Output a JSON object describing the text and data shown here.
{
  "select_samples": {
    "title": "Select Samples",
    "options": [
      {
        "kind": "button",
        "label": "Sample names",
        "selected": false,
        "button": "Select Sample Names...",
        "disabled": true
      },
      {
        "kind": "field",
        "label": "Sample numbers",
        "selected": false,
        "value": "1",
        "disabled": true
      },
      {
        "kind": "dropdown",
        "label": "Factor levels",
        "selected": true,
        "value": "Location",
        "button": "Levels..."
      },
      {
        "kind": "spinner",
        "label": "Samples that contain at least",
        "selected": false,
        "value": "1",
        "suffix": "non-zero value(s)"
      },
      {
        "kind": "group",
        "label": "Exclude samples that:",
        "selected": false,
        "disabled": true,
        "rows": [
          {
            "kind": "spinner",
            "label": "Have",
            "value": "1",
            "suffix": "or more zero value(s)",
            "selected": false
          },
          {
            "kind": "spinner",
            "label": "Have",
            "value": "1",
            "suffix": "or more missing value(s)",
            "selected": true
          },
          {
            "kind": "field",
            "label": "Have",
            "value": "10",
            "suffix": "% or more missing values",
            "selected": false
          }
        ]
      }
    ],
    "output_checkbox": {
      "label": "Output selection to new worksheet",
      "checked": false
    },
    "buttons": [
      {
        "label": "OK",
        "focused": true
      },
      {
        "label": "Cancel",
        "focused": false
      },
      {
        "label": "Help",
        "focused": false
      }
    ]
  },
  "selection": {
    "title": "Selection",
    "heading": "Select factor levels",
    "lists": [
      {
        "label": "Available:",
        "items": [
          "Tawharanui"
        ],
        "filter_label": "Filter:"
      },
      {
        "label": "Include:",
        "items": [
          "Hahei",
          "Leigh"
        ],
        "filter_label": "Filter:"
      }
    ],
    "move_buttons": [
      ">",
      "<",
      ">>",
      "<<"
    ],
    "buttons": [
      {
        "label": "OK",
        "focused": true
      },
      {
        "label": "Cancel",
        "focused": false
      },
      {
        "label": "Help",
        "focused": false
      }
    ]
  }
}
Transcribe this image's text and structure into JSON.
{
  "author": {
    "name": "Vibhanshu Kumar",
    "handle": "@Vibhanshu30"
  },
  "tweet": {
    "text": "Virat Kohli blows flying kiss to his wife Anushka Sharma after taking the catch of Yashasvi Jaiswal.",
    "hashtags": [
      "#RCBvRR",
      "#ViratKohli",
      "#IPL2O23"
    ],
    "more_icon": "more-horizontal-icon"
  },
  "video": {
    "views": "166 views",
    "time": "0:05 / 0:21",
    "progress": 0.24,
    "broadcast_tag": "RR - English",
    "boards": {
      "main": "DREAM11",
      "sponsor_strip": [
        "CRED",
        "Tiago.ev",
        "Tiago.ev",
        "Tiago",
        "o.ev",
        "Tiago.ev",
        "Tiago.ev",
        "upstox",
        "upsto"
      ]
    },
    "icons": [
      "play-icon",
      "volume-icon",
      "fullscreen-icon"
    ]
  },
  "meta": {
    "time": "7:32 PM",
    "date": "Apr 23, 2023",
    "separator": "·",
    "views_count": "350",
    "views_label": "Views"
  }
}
☆ ☆ ☆
◆ **What the exercise asks**
Return each line with "text".

◆ **Written solution**
Output a JSON object describing the text and data shown here.
Transcribe this image's text and structure into JSON.
    "text": "Virat Kohli blows flying kiss to his wife Anushka Sharma after taking the catch of Yashasvi Jaiswal.",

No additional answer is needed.